* begin Input *

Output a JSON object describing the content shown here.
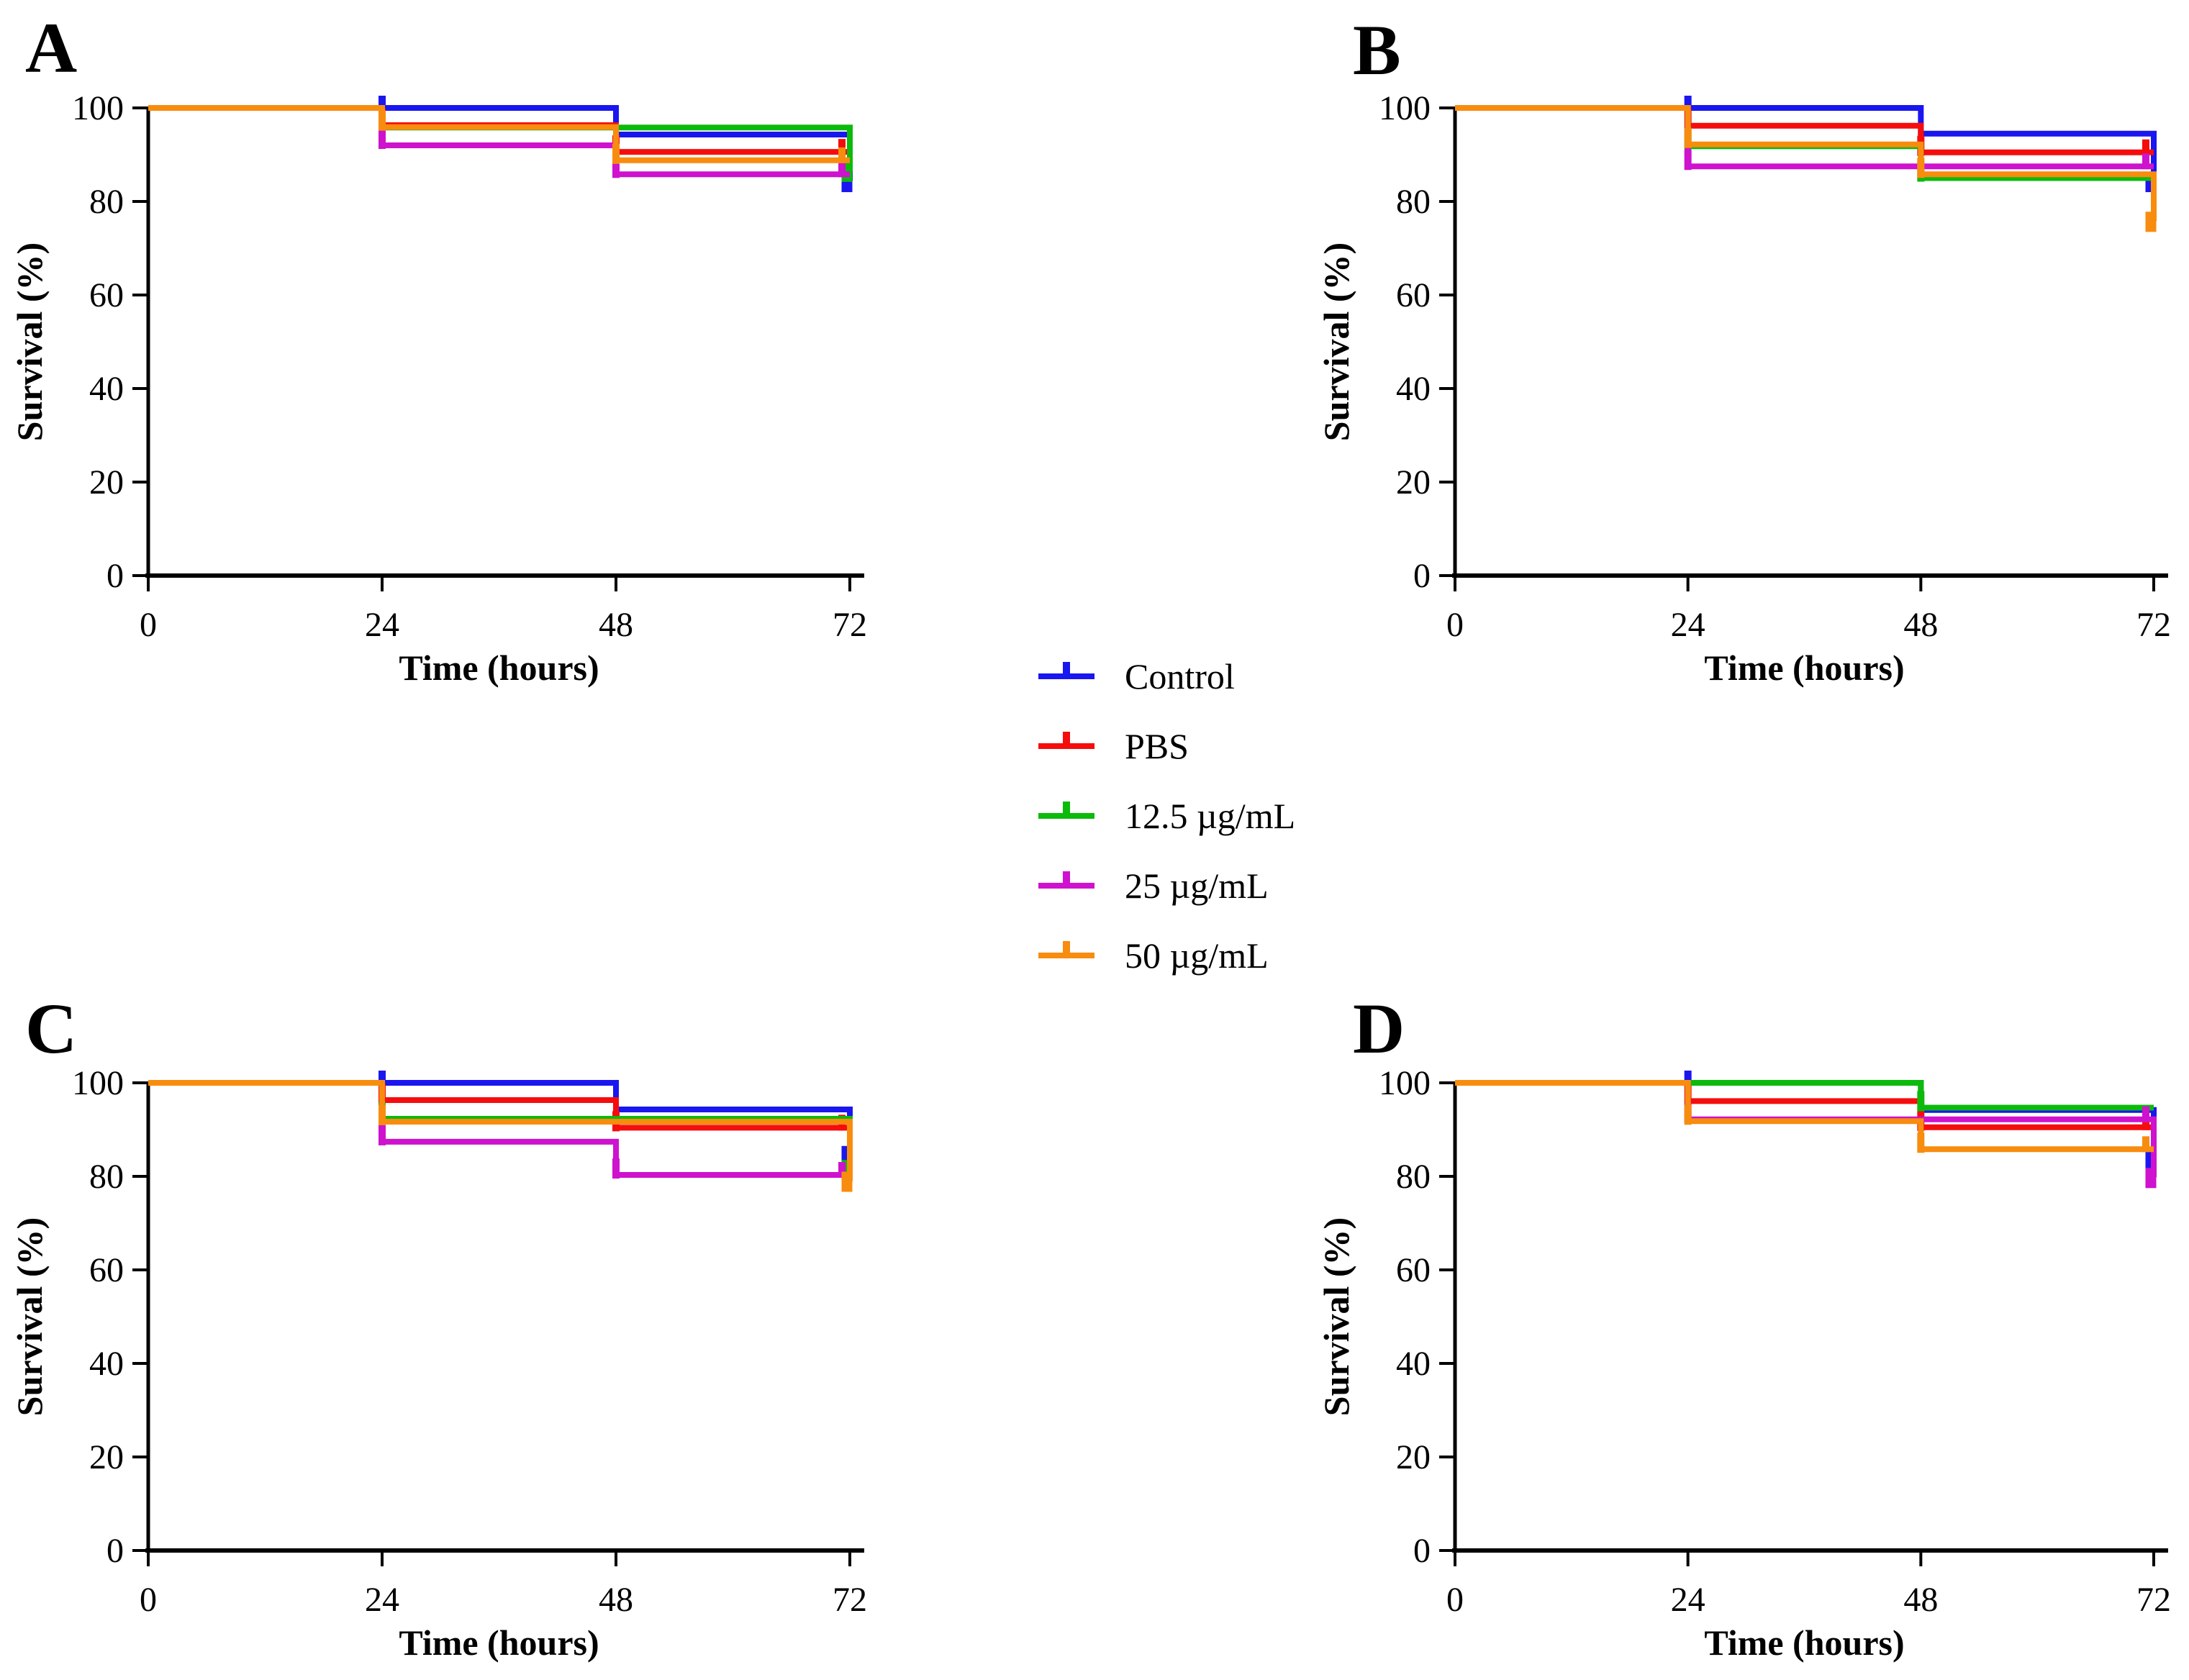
{
  "axes": {
    "x_label": "Time (hours)",
    "y_label": "Survival (%)",
    "x_ticks": [
      0,
      24,
      48,
      72
    ],
    "y_ticks": [
      0,
      20,
      40,
      60,
      80,
      100
    ],
    "xlim": [
      0,
      72
    ],
    "ylim": [
      0,
      100
    ]
  },
  "legend": {
    "items": [
      {
        "label": "Control",
        "color": "#1a16f0"
      },
      {
        "label": "PBS",
        "color": "#f50d0d"
      },
      {
        "label": "12.5 µg/mL",
        "color": "#0cba0c"
      },
      {
        "label": "25 µg/mL",
        "color": "#ce12ce"
      },
      {
        "label": "50 µg/mL",
        "color": "#f88c0e"
      }
    ]
  },
  "chart_data": [
    {
      "type": "line",
      "subtype": "kaplan-meier-step",
      "panel": "A",
      "xlabel": "Time (hours)",
      "ylabel": "Survival (%)",
      "x_breakpoints": [
        0,
        24,
        48,
        72
      ],
      "xlim": [
        0,
        72
      ],
      "ylim": [
        0,
        100
      ],
      "series": [
        {
          "name": "Control",
          "color": "#1a16f0",
          "levels": [
            100,
            100,
            94.3
          ],
          "end": 84.3,
          "censors": [
            24
          ]
        },
        {
          "name": "PBS",
          "color": "#f50d0d",
          "levels": [
            100,
            96.3,
            90.6
          ],
          "end": 90.6,
          "censors": [
            24,
            48,
            72
          ]
        },
        {
          "name": "12.5 µg/mL",
          "color": "#0cba0c",
          "levels": [
            100,
            95.8,
            95.8
          ],
          "end": 86.5,
          "censors": [
            24
          ]
        },
        {
          "name": "25 µg/mL",
          "color": "#ce12ce",
          "levels": [
            100,
            92.0,
            85.8
          ],
          "end": 85.8,
          "censors": [
            24,
            48,
            72
          ]
        },
        {
          "name": "50 µg/mL",
          "color": "#f88c0e",
          "levels": [
            100,
            95.9,
            88.8
          ],
          "end": 88.8,
          "censors": [
            24,
            48,
            72
          ]
        }
      ]
    },
    {
      "type": "line",
      "subtype": "kaplan-meier-step",
      "panel": "B",
      "xlabel": "Time (hours)",
      "ylabel": "Survival (%)",
      "x_breakpoints": [
        0,
        24,
        48,
        72
      ],
      "xlim": [
        0,
        72
      ],
      "ylim": [
        0,
        100
      ],
      "series": [
        {
          "name": "Control",
          "color": "#1a16f0",
          "levels": [
            100,
            100,
            94.5
          ],
          "end": 84.3,
          "censors": [
            24
          ]
        },
        {
          "name": "PBS",
          "color": "#f50d0d",
          "levels": [
            100,
            96.2,
            90.5
          ],
          "end": 90.5,
          "censors": [
            24,
            48,
            72
          ]
        },
        {
          "name": "12.5 µg/mL",
          "color": "#0cba0c",
          "levels": [
            100,
            91.8,
            85.0
          ],
          "end": 85.0,
          "censors": [
            24,
            48
          ]
        },
        {
          "name": "25 µg/mL",
          "color": "#ce12ce",
          "levels": [
            100,
            87.5,
            87.5
          ],
          "end": 87.5,
          "censors": [
            24,
            72
          ]
        },
        {
          "name": "50 µg/mL",
          "color": "#f88c0e",
          "levels": [
            100,
            92.2,
            85.8
          ],
          "end": 75.8,
          "censors": [
            24,
            48
          ]
        }
      ]
    },
    {
      "type": "line",
      "subtype": "kaplan-meier-step",
      "panel": "C",
      "xlabel": "Time (hours)",
      "ylabel": "Survival (%)",
      "x_breakpoints": [
        0,
        24,
        48,
        72
      ],
      "xlim": [
        0,
        72
      ],
      "ylim": [
        0,
        100
      ],
      "series": [
        {
          "name": "Control",
          "color": "#1a16f0",
          "levels": [
            100,
            100,
            94.3
          ],
          "end": 84.5,
          "censors": [
            24
          ]
        },
        {
          "name": "PBS",
          "color": "#f50d0d",
          "levels": [
            100,
            96.3,
            90.4
          ],
          "end": 90.4,
          "censors": [
            24,
            48,
            72
          ]
        },
        {
          "name": "12.5 µg/mL",
          "color": "#0cba0c",
          "levels": [
            100,
            92.3,
            92.3
          ],
          "end": 81.5,
          "censors": [
            24
          ]
        },
        {
          "name": "25 µg/mL",
          "color": "#ce12ce",
          "levels": [
            100,
            87.4,
            80.3
          ],
          "end": 80.3,
          "censors": [
            24,
            48,
            72
          ]
        },
        {
          "name": "50 µg/mL",
          "color": "#f88c0e",
          "levels": [
            100,
            91.7,
            91.7
          ],
          "end": 79.0,
          "censors": [
            24
          ]
        }
      ]
    },
    {
      "type": "line",
      "subtype": "kaplan-meier-step",
      "panel": "D",
      "xlabel": "Time (hours)",
      "ylabel": "Survival (%)",
      "x_breakpoints": [
        0,
        24,
        48,
        72
      ],
      "xlim": [
        0,
        72
      ],
      "ylim": [
        0,
        100
      ],
      "series": [
        {
          "name": "Control",
          "color": "#1a16f0",
          "levels": [
            100,
            100,
            94.2
          ],
          "end": 84.0,
          "censors": [
            24
          ]
        },
        {
          "name": "PBS",
          "color": "#f50d0d",
          "levels": [
            100,
            96.1,
            90.5
          ],
          "end": 90.5,
          "censors": [
            24,
            48,
            72
          ]
        },
        {
          "name": "12.5 µg/mL",
          "color": "#0cba0c",
          "levels": [
            100,
            100,
            94.7
          ],
          "end": 94.7,
          "censors": [
            48
          ]
        },
        {
          "name": "25 µg/mL",
          "color": "#ce12ce",
          "levels": [
            100,
            92.2,
            92.2
          ],
          "end": 79.8,
          "censors": [
            24,
            72
          ]
        },
        {
          "name": "50 µg/mL",
          "color": "#f88c0e",
          "levels": [
            100,
            91.8,
            85.8
          ],
          "end": 85.8,
          "censors": [
            24,
            48,
            72
          ]
        }
      ]
    }
  ]
}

* end Input *

### Your instructions
From the listing, extract all text exactly as given and drop any picture.

### Complete response
Output a JSON object describing the content shown here.
{
  "axes": {
    "x_label": "Time (hours)",
    "y_label": "Survival (%)",
    "x_ticks": [
      0,
      24,
      48,
      72
    ],
    "y_ticks": [
      0,
      20,
      40,
      60,
      80,
      100
    ],
    "xlim": [
      0,
      72
    ],
    "ylim": [
      0,
      100
    ]
  },
  "legend": {
    "items": [
      {
        "label": "Control",
        "color": "#1a16f0"
      },
      {
        "label": "PBS",
        "color": "#f50d0d"
      },
      {
        "label": "12.5 µg/mL",
        "color": "#0cba0c"
      },
      {
        "label": "25 µg/mL",
        "color": "#ce12ce"
      },
      {
        "label": "50 µg/mL",
        "color": "#f88c0e"
      }
    ]
  },
  "chart_data": [
    {
      "type": "line",
      "subtype": "kaplan-meier-step",
      "panel": "A",
      "xlabel": "Time (hours)",
      "ylabel": "Survival (%)",
      "x_breakpoints": [
        0,
        24,
        48,
        72
      ],
      "xlim": [
        0,
        72
      ],
      "ylim": [
        0,
        100
      ],
      "series": [
        {
          "name": "Control",
          "color": "#1a16f0",
          "levels": [
            100,
            100,
            94.3
          ],
          "end": 84.3,
          "censors": [
            24
          ]
        },
        {
          "name": "PBS",
          "color": "#f50d0d",
          "levels": [
            100,
            96.3,
            90.6
          ],
          "end": 90.6,
          "censors": [
            24,
            48,
            72
          ]
        },
        {
          "name": "12.5 µg/mL",
          "color": "#0cba0c",
          "levels": [
            100,
            95.8,
            95.8
          ],
          "end": 86.5,
          "censors": [
            24
          ]
        },
        {
          "name": "25 µg/mL",
          "color": "#ce12ce",
          "levels": [
            100,
            92.0,
            85.8
          ],
          "end": 85.8,
          "censors": [
            24,
            48,
            72
          ]
        },
        {
          "name": "50 µg/mL",
          "color": "#f88c0e",
          "levels": [
            100,
            95.9,
            88.8
          ],
          "end": 88.8,
          "censors": [
            24,
            48,
            72
          ]
        }
      ]
    },
    {
      "type": "line",
      "subtype": "kaplan-meier-step",
      "panel": "B",
      "xlabel": "Time (hours)",
      "ylabel": "Survival (%)",
      "x_breakpoints": [
        0,
        24,
        48,
        72
      ],
      "xlim": [
        0,
        72
      ],
      "ylim": [
        0,
        100
      ],
      "series": [
        {
          "name": "Control",
          "color": "#1a16f0",
          "levels": [
            100,
            100,
            94.5
          ],
          "end": 84.3,
          "censors": [
            24
          ]
        },
        {
          "name": "PBS",
          "color": "#f50d0d",
          "levels": [
            100,
            96.2,
            90.5
          ],
          "end": 90.5,
          "censors": [
            24,
            48,
            72
          ]
        },
        {
          "name": "12.5 µg/mL",
          "color": "#0cba0c",
          "levels": [
            100,
            91.8,
            85.0
          ],
          "end": 85.0,
          "censors": [
            24,
            48
          ]
        },
        {
          "name": "25 µg/mL",
          "color": "#ce12ce",
          "levels": [
            100,
            87.5,
            87.5
          ],
          "end": 87.5,
          "censors": [
            24,
            72
          ]
        },
        {
          "name": "50 µg/mL",
          "color": "#f88c0e",
          "levels": [
            100,
            92.2,
            85.8
          ],
          "end": 75.8,
          "censors": [
            24,
            48
          ]
        }
      ]
    },
    {
      "type": "line",
      "subtype": "kaplan-meier-step",
      "panel": "C",
      "xlabel": "Time (hours)",
      "ylabel": "Survival (%)",
      "x_breakpoints": [
        0,
        24,
        48,
        72
      ],
      "xlim": [
        0,
        72
      ],
      "ylim": [
        0,
        100
      ],
      "series": [
        {
          "name": "Control",
          "color": "#1a16f0",
          "levels": [
            100,
            100,
            94.3
          ],
          "end": 84.5,
          "censors": [
            24
          ]
        },
        {
          "name": "PBS",
          "color": "#f50d0d",
          "levels": [
            100,
            96.3,
            90.4
          ],
          "end": 90.4,
          "censors": [
            24,
            48,
            72
          ]
        },
        {
          "name": "12.5 µg/mL",
          "color": "#0cba0c",
          "levels": [
            100,
            92.3,
            92.3
          ],
          "end": 81.5,
          "censors": [
            24
          ]
        },
        {
          "name": "25 µg/mL",
          "color": "#ce12ce",
          "levels": [
            100,
            87.4,
            80.3
          ],
          "end": 80.3,
          "censors": [
            24,
            48,
            72
          ]
        },
        {
          "name": "50 µg/mL",
          "color": "#f88c0e",
          "levels": [
            100,
            91.7,
            91.7
          ],
          "end": 79.0,
          "censors": [
            24
          ]
        }
      ]
    },
    {
      "type": "line",
      "subtype": "kaplan-meier-step",
      "panel": "D",
      "xlabel": "Time (hours)",
      "ylabel": "Survival (%)",
      "x_breakpoints": [
        0,
        24,
        48,
        72
      ],
      "xlim": [
        0,
        72
      ],
      "ylim": [
        0,
        100
      ],
      "series": [
        {
          "name": "Control",
          "color": "#1a16f0",
          "levels": [
            100,
            100,
            94.2
          ],
          "end": 84.0,
          "censors": [
            24
          ]
        },
        {
          "name": "PBS",
          "color": "#f50d0d",
          "levels": [
            100,
            96.1,
            90.5
          ],
          "end": 90.5,
          "censors": [
            24,
            48,
            72
          ]
        },
        {
          "name": "12.5 µg/mL",
          "color": "#0cba0c",
          "levels": [
            100,
            100,
            94.7
          ],
          "end": 94.7,
          "censors": [
            48
          ]
        },
        {
          "name": "25 µg/mL",
          "color": "#ce12ce",
          "levels": [
            100,
            92.2,
            92.2
          ],
          "end": 79.8,
          "censors": [
            24,
            72
          ]
        },
        {
          "name": "50 µg/mL",
          "color": "#f88c0e",
          "levels": [
            100,
            91.8,
            85.8
          ],
          "end": 85.8,
          "censors": [
            24,
            48,
            72
          ]
        }
      ]
    }
  ]
}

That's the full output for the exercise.